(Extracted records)
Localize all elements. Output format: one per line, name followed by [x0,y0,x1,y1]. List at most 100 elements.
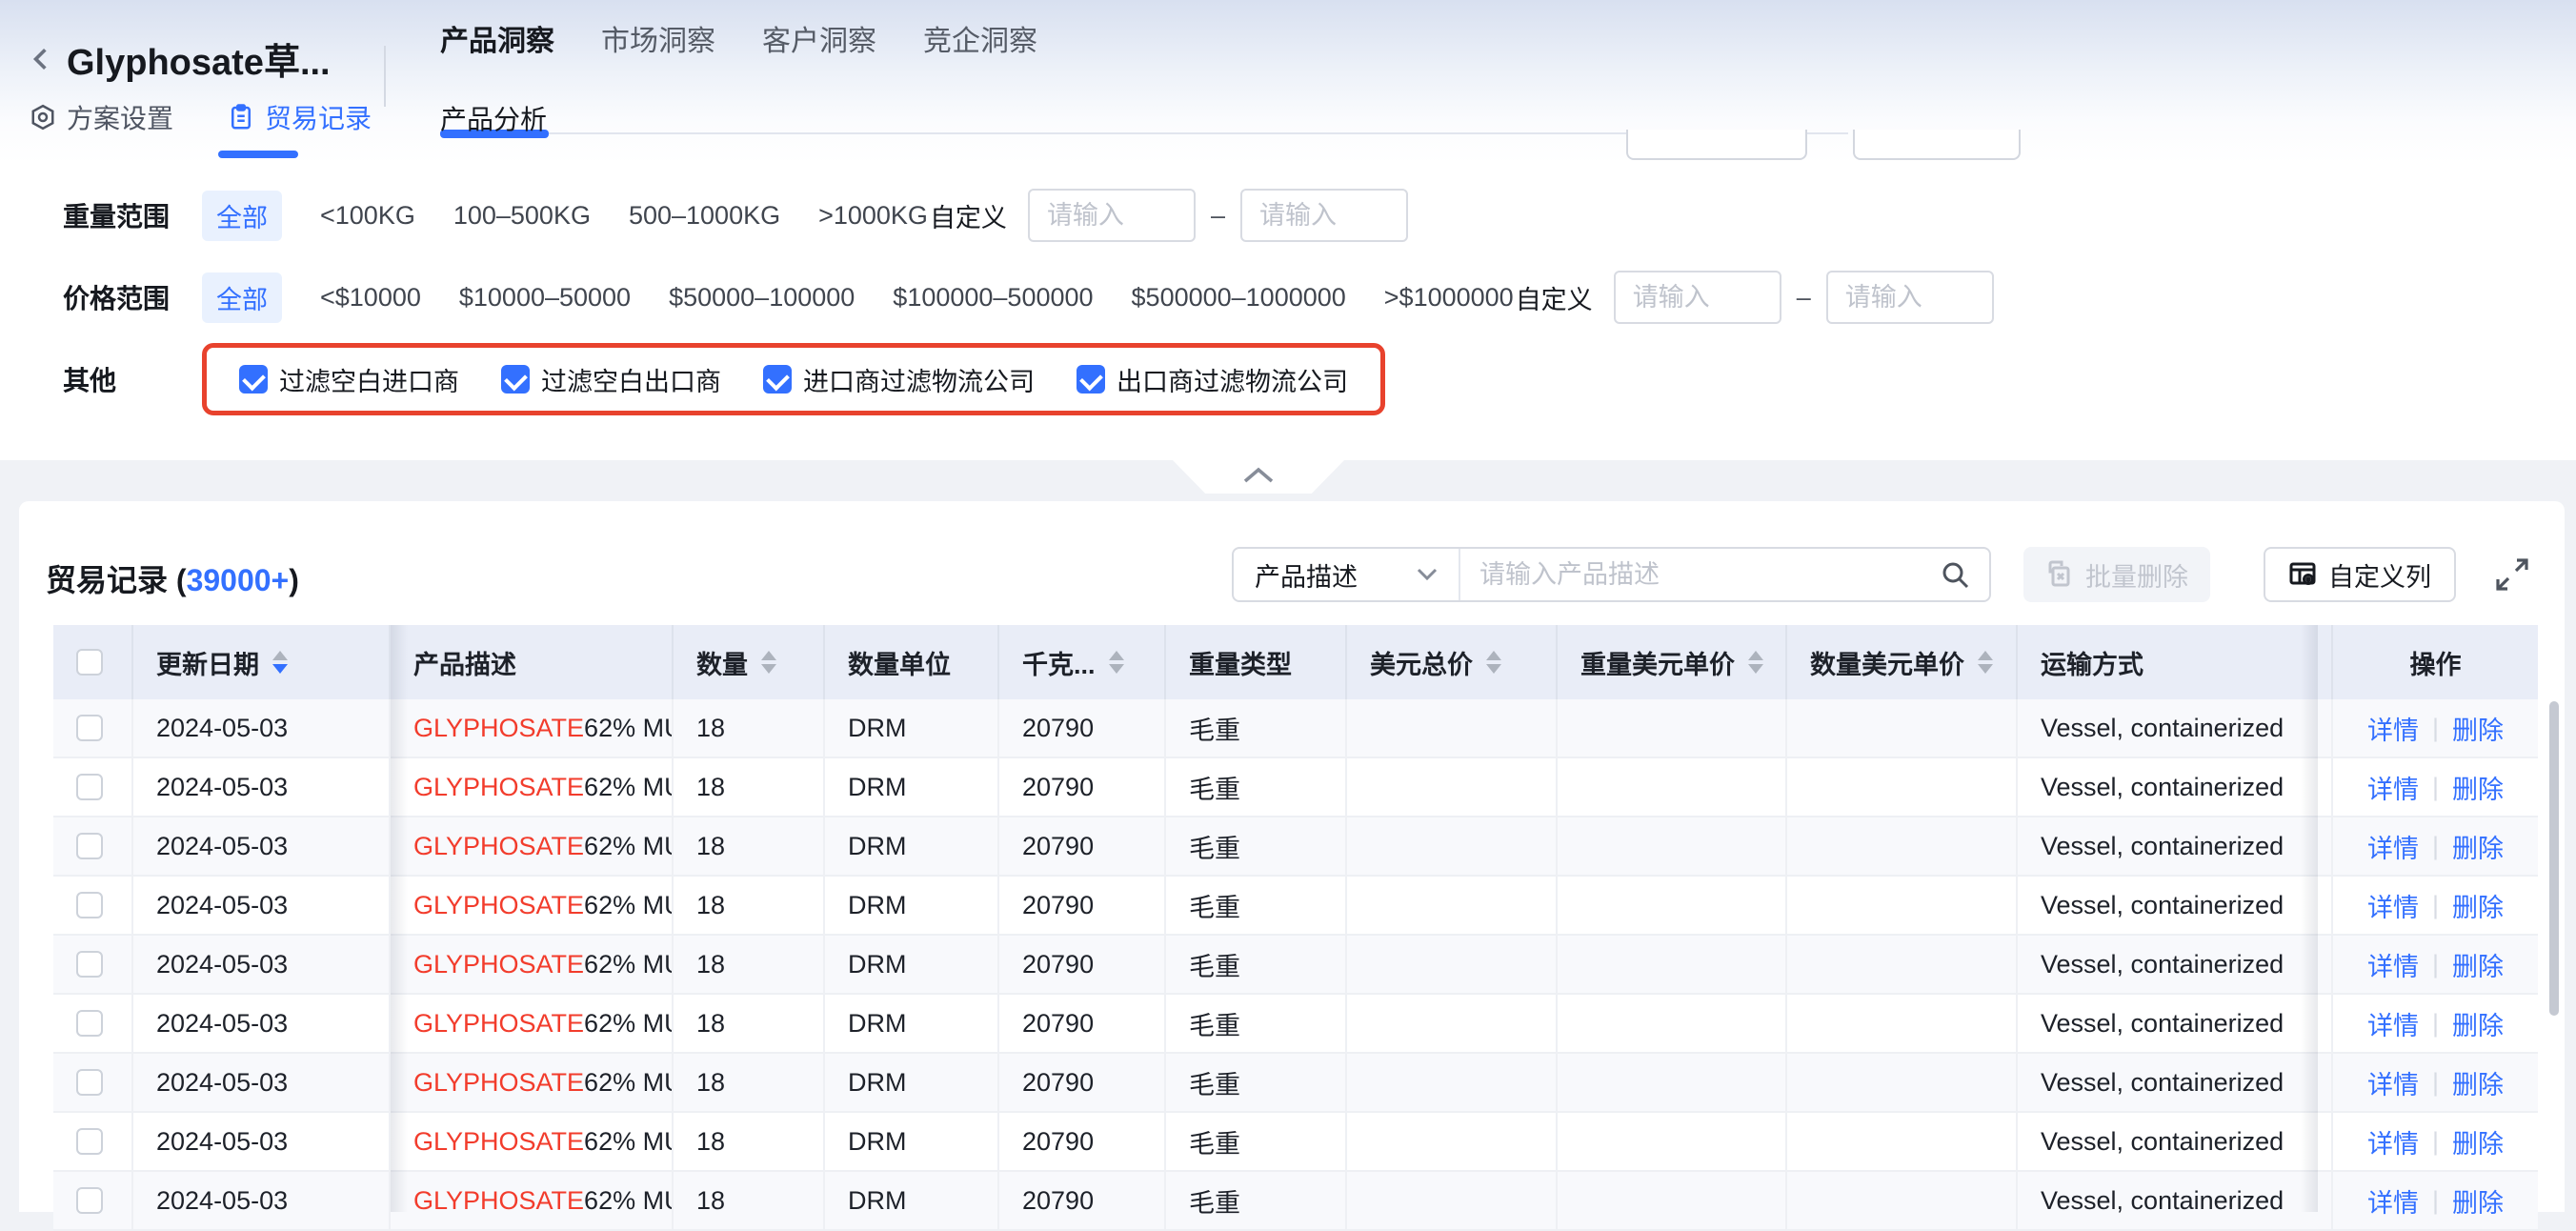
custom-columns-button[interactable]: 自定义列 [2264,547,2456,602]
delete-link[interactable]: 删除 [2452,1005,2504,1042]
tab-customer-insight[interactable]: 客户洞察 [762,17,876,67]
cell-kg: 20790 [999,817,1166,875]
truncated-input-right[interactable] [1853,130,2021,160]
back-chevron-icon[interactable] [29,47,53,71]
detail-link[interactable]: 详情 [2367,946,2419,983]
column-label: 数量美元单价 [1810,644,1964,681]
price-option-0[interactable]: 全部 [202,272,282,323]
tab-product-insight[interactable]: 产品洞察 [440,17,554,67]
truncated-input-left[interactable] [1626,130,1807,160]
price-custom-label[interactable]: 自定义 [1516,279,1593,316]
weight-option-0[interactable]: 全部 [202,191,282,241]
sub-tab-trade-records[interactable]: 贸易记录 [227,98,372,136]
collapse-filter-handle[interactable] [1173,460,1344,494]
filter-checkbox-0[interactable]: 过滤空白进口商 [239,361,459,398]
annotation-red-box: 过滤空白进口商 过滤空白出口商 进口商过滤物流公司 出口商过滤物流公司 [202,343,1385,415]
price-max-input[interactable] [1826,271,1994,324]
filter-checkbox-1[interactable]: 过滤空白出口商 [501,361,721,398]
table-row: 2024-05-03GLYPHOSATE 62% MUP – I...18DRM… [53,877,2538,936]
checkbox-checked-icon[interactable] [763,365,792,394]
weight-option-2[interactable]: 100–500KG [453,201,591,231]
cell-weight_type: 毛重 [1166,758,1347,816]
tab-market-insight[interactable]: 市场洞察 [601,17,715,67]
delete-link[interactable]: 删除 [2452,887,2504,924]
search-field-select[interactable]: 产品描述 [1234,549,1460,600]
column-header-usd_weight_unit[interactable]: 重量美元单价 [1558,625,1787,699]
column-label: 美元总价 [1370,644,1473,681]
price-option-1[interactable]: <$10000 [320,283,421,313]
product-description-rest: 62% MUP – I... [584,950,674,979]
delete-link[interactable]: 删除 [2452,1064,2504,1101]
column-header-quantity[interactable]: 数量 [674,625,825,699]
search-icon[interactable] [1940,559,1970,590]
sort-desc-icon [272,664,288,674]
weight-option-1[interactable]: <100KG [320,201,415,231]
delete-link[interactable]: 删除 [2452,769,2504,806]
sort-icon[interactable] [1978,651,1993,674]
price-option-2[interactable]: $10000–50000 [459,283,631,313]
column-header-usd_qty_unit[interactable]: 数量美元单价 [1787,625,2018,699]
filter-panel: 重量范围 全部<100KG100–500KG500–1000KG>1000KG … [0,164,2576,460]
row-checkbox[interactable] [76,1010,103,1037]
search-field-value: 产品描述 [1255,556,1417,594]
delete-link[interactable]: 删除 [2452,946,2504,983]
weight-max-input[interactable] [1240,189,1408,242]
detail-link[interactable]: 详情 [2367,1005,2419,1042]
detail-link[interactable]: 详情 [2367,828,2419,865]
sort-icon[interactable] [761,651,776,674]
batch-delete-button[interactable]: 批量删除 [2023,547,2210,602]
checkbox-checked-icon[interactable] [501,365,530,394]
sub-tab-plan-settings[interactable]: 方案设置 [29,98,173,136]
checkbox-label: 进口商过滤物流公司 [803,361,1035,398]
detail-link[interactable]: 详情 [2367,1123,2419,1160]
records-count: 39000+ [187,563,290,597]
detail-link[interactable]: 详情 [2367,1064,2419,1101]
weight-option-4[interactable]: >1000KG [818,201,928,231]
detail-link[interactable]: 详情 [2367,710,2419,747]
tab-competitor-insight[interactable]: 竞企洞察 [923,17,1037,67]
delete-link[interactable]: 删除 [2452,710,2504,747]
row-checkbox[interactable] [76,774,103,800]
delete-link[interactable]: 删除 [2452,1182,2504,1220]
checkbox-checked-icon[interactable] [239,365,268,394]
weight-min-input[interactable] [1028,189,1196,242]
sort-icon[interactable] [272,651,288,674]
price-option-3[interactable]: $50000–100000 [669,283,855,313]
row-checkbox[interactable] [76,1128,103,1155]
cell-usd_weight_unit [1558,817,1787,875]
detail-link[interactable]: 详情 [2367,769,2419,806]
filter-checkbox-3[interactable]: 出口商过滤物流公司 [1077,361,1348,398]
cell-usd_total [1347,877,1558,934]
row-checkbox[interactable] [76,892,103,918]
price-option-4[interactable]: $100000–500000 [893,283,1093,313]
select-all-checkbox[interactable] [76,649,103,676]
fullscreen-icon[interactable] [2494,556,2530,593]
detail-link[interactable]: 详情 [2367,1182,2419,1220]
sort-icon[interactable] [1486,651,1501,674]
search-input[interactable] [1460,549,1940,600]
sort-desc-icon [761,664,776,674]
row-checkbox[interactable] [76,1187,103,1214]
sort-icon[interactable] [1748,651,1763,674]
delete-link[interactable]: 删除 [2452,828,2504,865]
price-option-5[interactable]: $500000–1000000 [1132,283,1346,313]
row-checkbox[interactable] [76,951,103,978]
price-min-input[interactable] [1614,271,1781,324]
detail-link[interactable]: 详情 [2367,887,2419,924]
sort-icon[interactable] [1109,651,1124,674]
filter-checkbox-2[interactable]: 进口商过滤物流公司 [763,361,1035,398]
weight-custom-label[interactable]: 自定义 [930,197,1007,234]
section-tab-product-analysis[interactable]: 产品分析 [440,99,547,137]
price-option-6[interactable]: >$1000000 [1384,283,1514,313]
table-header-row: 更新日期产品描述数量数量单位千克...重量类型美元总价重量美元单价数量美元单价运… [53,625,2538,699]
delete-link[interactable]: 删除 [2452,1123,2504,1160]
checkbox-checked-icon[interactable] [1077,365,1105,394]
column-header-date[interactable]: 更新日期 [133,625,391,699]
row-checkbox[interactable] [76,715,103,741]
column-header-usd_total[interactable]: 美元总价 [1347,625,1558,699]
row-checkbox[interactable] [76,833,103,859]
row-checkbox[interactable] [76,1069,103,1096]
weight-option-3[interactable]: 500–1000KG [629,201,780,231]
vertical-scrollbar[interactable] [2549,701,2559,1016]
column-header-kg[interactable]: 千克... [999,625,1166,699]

--

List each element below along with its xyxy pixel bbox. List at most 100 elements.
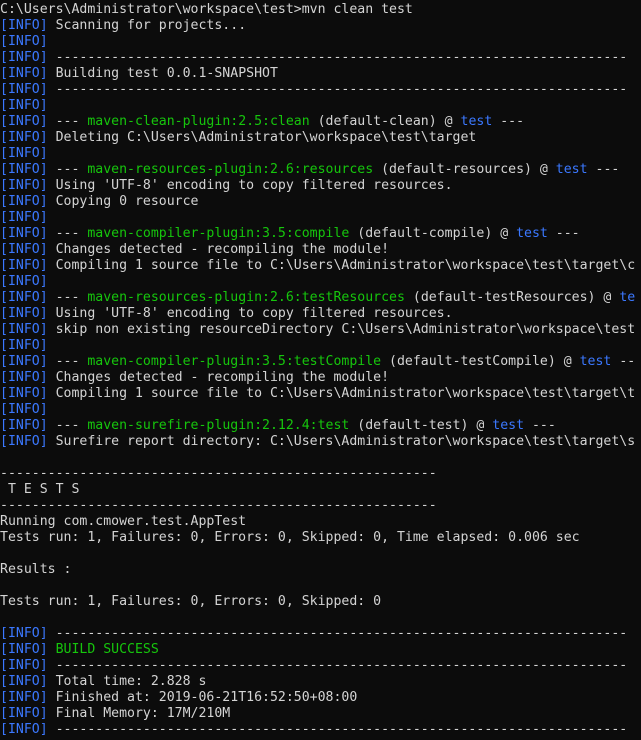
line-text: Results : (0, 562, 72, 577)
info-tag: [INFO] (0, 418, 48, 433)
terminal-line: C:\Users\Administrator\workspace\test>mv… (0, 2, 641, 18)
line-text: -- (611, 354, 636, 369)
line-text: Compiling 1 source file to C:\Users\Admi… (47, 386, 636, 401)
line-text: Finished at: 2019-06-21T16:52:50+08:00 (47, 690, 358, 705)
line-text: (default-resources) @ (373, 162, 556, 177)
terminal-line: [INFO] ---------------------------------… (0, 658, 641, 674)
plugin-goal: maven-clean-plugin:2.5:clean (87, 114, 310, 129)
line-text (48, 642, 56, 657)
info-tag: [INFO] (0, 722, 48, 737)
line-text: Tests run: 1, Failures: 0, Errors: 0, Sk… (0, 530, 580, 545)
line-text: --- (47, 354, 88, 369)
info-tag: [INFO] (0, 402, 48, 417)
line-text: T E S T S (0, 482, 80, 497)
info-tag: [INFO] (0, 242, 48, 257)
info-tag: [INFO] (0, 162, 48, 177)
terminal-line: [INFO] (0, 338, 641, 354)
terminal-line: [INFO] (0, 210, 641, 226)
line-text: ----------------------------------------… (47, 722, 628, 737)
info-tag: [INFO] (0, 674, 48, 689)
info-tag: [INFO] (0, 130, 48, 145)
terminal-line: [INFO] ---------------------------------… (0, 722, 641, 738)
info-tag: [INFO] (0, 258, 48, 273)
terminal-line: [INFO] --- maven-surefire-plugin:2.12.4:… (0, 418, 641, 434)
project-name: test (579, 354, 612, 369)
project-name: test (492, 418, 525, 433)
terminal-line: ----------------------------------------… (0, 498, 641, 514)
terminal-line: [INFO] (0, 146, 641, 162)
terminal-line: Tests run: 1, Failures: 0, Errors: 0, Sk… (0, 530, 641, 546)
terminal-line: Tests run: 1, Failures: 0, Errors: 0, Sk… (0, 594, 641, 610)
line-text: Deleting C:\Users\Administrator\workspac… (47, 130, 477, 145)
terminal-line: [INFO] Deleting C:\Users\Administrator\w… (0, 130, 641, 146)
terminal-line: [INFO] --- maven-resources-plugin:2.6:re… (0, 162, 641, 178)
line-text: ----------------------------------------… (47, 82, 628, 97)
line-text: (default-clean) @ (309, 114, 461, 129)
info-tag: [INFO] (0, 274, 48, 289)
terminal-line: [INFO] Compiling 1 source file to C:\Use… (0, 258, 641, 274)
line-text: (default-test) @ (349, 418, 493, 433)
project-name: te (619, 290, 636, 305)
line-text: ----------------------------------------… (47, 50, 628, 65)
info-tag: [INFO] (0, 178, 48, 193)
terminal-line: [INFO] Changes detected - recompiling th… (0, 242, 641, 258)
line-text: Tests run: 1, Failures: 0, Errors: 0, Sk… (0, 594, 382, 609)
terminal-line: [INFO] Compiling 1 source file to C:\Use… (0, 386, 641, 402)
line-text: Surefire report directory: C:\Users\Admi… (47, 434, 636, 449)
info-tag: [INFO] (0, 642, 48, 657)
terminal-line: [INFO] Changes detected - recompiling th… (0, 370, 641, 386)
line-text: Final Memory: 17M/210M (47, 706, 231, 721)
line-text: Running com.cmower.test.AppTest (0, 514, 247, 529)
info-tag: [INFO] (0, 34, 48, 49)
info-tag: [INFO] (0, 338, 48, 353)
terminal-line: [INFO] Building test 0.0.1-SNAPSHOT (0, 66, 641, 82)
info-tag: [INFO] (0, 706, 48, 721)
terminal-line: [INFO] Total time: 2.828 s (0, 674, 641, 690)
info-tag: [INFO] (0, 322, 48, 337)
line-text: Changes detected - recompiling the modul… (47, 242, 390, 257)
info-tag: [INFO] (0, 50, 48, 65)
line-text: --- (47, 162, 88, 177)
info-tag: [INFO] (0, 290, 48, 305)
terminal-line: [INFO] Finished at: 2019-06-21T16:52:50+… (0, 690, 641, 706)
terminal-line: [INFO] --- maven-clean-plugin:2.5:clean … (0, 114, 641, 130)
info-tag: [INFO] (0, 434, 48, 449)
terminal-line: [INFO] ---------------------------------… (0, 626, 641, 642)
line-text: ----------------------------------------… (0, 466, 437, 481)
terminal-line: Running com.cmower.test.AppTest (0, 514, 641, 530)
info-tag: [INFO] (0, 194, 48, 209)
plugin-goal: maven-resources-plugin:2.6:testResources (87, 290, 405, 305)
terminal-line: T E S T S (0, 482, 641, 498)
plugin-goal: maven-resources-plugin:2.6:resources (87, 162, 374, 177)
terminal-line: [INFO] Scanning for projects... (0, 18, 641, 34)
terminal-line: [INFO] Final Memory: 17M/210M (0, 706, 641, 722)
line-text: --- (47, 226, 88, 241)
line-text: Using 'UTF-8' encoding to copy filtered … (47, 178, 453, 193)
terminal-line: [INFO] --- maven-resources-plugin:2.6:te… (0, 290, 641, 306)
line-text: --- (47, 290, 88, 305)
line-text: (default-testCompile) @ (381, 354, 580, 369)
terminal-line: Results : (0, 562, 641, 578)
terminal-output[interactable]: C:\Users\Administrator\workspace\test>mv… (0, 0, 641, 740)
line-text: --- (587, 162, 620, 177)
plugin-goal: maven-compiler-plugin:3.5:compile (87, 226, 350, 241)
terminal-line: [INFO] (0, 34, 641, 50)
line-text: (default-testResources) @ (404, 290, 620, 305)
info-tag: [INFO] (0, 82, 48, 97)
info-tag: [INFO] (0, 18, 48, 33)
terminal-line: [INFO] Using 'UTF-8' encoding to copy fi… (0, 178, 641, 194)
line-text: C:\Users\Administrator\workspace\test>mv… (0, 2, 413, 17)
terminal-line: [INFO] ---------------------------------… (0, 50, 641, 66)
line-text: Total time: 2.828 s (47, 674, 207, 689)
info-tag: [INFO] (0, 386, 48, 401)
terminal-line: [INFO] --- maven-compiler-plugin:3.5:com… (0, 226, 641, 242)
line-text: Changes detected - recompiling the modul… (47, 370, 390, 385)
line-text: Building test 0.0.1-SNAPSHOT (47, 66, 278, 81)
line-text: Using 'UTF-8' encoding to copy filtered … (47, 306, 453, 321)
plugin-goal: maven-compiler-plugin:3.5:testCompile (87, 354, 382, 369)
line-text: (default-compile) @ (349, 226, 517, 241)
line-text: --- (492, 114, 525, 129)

==

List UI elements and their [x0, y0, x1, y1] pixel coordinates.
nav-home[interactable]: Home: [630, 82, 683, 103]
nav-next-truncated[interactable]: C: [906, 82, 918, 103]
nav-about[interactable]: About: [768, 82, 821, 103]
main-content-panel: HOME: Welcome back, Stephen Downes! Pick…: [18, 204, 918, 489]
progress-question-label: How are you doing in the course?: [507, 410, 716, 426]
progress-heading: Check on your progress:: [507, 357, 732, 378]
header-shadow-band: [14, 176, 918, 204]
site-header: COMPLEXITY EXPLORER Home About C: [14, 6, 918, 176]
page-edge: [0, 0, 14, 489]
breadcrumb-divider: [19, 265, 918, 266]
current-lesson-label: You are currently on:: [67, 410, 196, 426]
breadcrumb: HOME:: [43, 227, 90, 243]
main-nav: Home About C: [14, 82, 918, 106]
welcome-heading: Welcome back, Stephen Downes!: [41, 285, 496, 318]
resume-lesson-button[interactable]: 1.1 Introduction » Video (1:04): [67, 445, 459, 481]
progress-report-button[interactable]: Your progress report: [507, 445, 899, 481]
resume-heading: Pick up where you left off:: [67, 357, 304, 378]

:: WRITTEN INSTRUCTION ::
Extract every row above that contains the string "back", copying each row in full. Matching is case-sensitive.

:: PROBLEM SOLUTION ::
back-chevron-icon[interactable] [29,47,53,71]
main-content-panel: HOME: Welcome back, Stephen Downes! Pick…: [18, 204, 918, 489]
welcome-heading: Welcome back, Stephen Downes!: [41, 285, 496, 318]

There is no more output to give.